### PROBLEM TO SOLVE
Copy each line exactly. Drop every picture.

### LISTED ENTRIES
——————————

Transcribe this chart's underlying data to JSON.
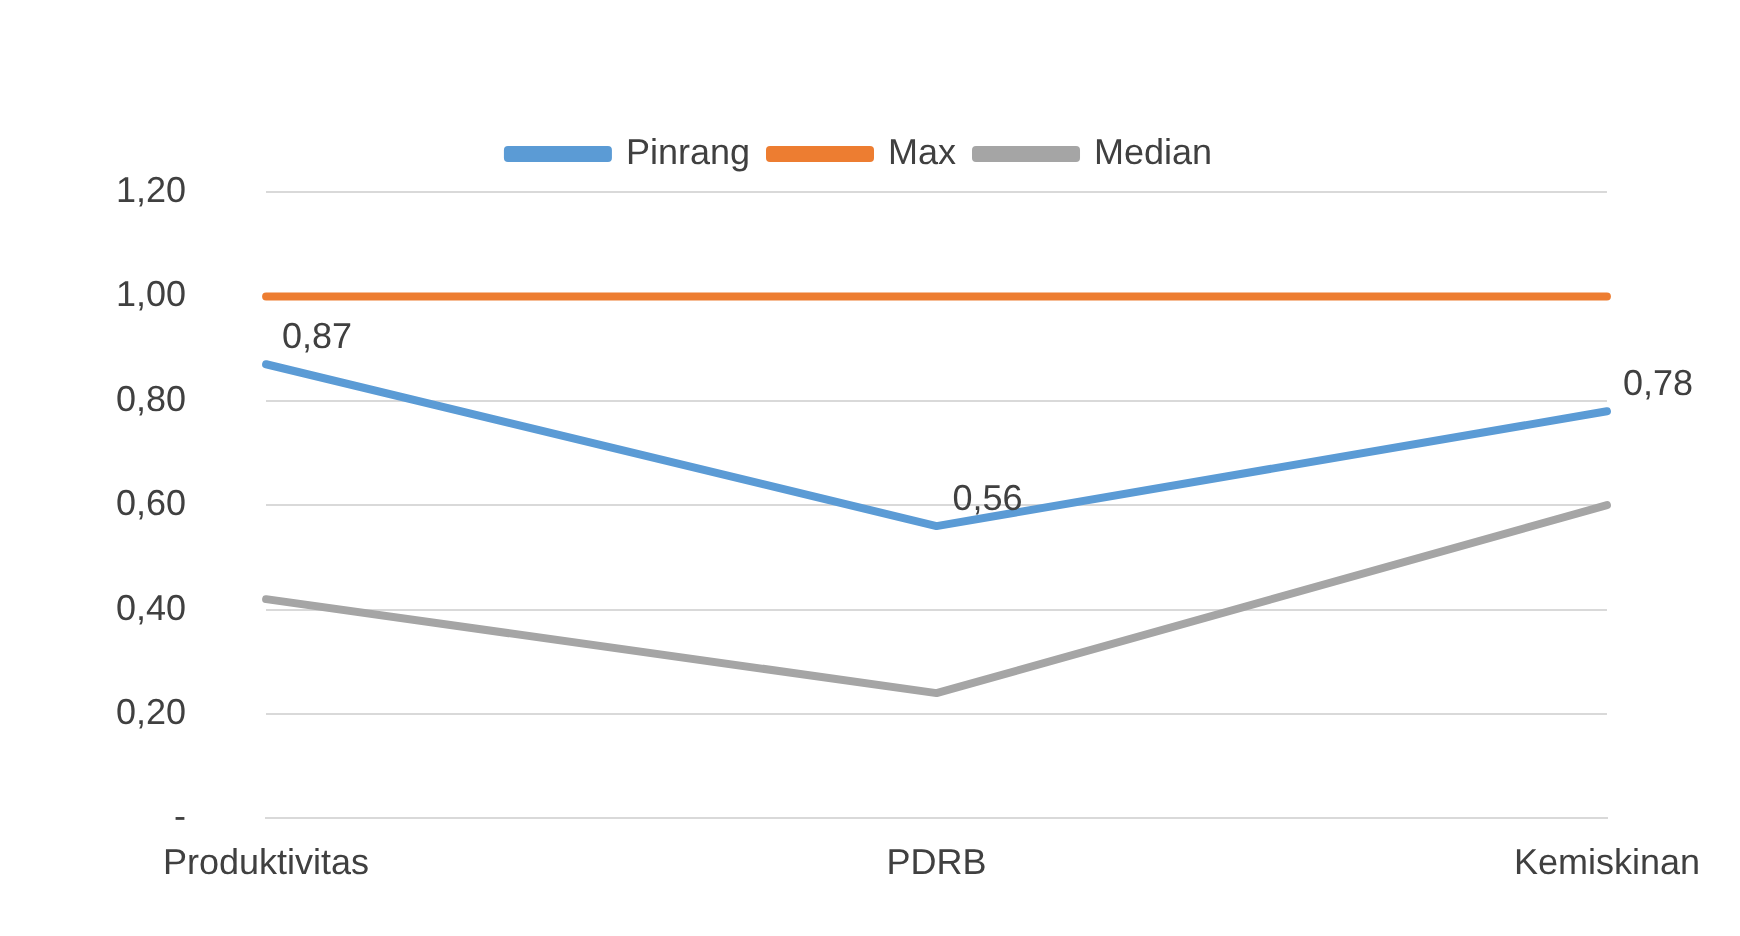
{
  "chart_data": {
    "type": "line",
    "categories": [
      "Produktivitas",
      "PDRB",
      "Kemiskinan"
    ],
    "series": [
      {
        "name": "Pinrang",
        "color": "#5b9bd5",
        "values": [
          0.87,
          0.56,
          0.78
        ],
        "value_labels": [
          "0,87",
          "0,56",
          "0,78"
        ]
      },
      {
        "name": "Max",
        "color": "#ed7d31",
        "values": [
          1,
          1,
          1
        ]
      },
      {
        "name": "Median",
        "color": "#a5a5a5",
        "values": [
          0.42,
          0.24,
          0.6
        ]
      }
    ],
    "ylim": [
      0,
      1.2
    ],
    "yticks": [
      {
        "value": 0,
        "label": "-"
      },
      {
        "value": 0.2,
        "label": "0,20"
      },
      {
        "value": 0.4,
        "label": "0,40"
      },
      {
        "value": 0.6,
        "label": "0,60"
      },
      {
        "value": 0.8,
        "label": "0,80"
      },
      {
        "value": 1,
        "label": "1,00"
      },
      {
        "value": 1.2,
        "label": "1,20"
      }
    ],
    "grid": "y",
    "legend": "top",
    "marker": "none",
    "line_style": "solid"
  }
}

——————————

### RIGHT ANSWER
Transcribe this chart's underlying data to JSON.
{
  "chart_data": {
    "type": "line",
    "categories": [
      "Produktivitas",
      "PDRB",
      "Kemiskinan"
    ],
    "series": [
      {
        "name": "Pinrang",
        "color": "#5b9bd5",
        "values": [
          0.87,
          0.56,
          0.78
        ],
        "value_labels": [
          "0,87",
          "0,56",
          "0,78"
        ]
      },
      {
        "name": "Max",
        "color": "#ed7d31",
        "values": [
          1,
          1,
          1
        ]
      },
      {
        "name": "Median",
        "color": "#a5a5a5",
        "values": [
          0.42,
          0.24,
          0.6
        ]
      }
    ],
    "ylim": [
      0,
      1.2
    ],
    "yticks": [
      {
        "value": 0,
        "label": "-"
      },
      {
        "value": 0.2,
        "label": "0,20"
      },
      {
        "value": 0.4,
        "label": "0,40"
      },
      {
        "value": 0.6,
        "label": "0,60"
      },
      {
        "value": 0.8,
        "label": "0,80"
      },
      {
        "value": 1,
        "label": "1,00"
      },
      {
        "value": 1.2,
        "label": "1,20"
      }
    ],
    "grid": "y",
    "legend": "top",
    "marker": "none",
    "line_style": "solid"
  }
}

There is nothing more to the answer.